-- begin Data extract --

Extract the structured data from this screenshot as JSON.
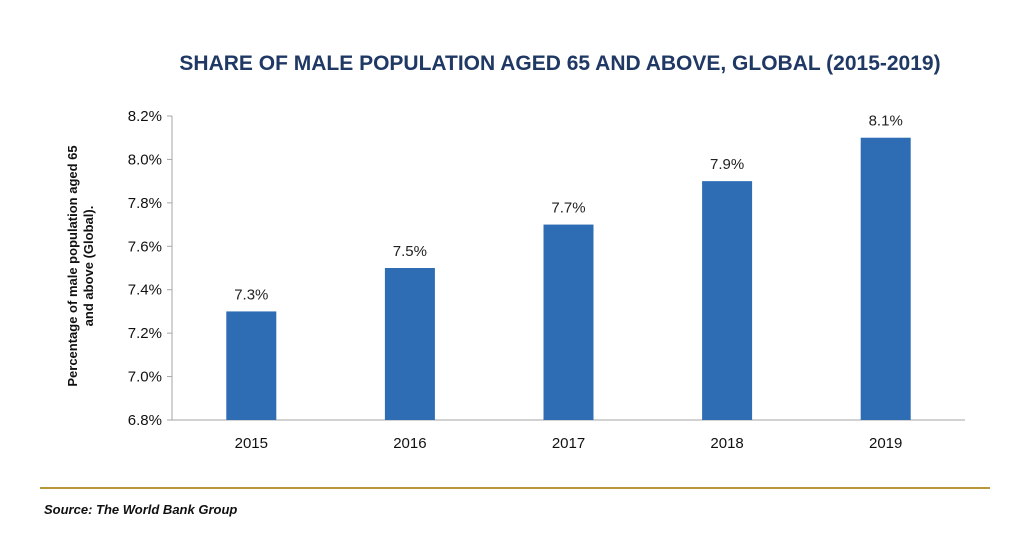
{
  "chart_data": {
    "type": "bar",
    "title": "SHARE OF MALE POPULATION AGED 65 AND ABOVE, GLOBAL (2015-2019)",
    "ylabel_lines": [
      "Percentage of male population aged 65",
      "and above (Global)."
    ],
    "xlabel": "",
    "categories": [
      "2015",
      "2016",
      "2017",
      "2018",
      "2019"
    ],
    "values": [
      7.3,
      7.5,
      7.7,
      7.9,
      8.1
    ],
    "data_labels": [
      "7.3%",
      "7.5%",
      "7.7%",
      "7.9%",
      "8.1%"
    ],
    "ylim": [
      6.8,
      8.2
    ],
    "yticks": [
      6.8,
      7.0,
      7.2,
      7.4,
      7.6,
      7.8,
      8.0,
      8.2
    ],
    "ytick_labels": [
      "6.8%",
      "7.0%",
      "7.2%",
      "7.4%",
      "7.6%",
      "7.8%",
      "8.0%",
      "8.2%"
    ],
    "grid": false,
    "legend": "none",
    "colors": {
      "bar": "#2e6db4",
      "axis": "#a6a6a6",
      "title": "#1f3864",
      "divider": "#b8963a"
    }
  },
  "footer": {
    "source": "Source: The World Bank Group"
  }
}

-- end Data extract --

> Exercise goal: Extract the text of all the records above verbatim, excluding pictures.

> Task result:
Extract the structured data from this screenshot as JSON.
{
  "chart_data": {
    "type": "bar",
    "title": "SHARE OF MALE POPULATION AGED 65 AND ABOVE, GLOBAL (2015-2019)",
    "ylabel_lines": [
      "Percentage of male population aged 65",
      "and above (Global)."
    ],
    "xlabel": "",
    "categories": [
      "2015",
      "2016",
      "2017",
      "2018",
      "2019"
    ],
    "values": [
      7.3,
      7.5,
      7.7,
      7.9,
      8.1
    ],
    "data_labels": [
      "7.3%",
      "7.5%",
      "7.7%",
      "7.9%",
      "8.1%"
    ],
    "ylim": [
      6.8,
      8.2
    ],
    "yticks": [
      6.8,
      7.0,
      7.2,
      7.4,
      7.6,
      7.8,
      8.0,
      8.2
    ],
    "ytick_labels": [
      "6.8%",
      "7.0%",
      "7.2%",
      "7.4%",
      "7.6%",
      "7.8%",
      "8.0%",
      "8.2%"
    ],
    "grid": false,
    "legend": "none",
    "colors": {
      "bar": "#2e6db4",
      "axis": "#a6a6a6",
      "title": "#1f3864",
      "divider": "#b8963a"
    }
  },
  "footer": {
    "source": "Source: The World Bank Group"
  }
}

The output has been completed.